GIVEN PROBLEM: Comb through the entries for "Наименование" and pull out each line that holds it.

——————————

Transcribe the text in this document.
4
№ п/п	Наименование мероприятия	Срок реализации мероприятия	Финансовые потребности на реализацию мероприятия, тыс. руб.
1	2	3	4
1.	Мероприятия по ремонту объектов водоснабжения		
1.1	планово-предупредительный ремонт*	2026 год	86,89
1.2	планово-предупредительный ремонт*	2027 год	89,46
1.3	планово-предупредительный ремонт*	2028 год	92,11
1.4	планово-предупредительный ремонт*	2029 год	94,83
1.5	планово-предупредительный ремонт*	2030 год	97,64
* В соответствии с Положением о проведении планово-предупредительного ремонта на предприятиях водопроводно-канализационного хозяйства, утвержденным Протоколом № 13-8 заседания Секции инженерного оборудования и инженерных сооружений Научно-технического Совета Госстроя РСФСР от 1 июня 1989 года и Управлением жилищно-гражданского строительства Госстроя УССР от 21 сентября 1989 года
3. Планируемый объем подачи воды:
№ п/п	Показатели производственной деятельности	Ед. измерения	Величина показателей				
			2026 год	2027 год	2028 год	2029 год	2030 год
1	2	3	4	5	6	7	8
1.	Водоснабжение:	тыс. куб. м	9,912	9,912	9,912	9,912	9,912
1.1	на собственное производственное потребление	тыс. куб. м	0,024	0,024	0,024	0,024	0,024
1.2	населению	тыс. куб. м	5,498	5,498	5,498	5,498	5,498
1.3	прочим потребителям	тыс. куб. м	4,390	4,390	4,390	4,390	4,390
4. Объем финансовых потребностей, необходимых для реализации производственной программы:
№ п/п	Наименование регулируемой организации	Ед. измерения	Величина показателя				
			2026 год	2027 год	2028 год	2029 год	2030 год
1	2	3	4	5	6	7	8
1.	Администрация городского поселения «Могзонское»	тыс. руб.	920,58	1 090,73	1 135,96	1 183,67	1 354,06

——————————

SOLUTION FOR THIS PROBLEM:
№ п/п	Наименование мероприятия	Срок реализации мероприятия	Финансовые потребности на реализацию мероприятия, тыс. руб.
№ п/п	Наименование регулируемой организации	Ед. измерения	Величина показателя				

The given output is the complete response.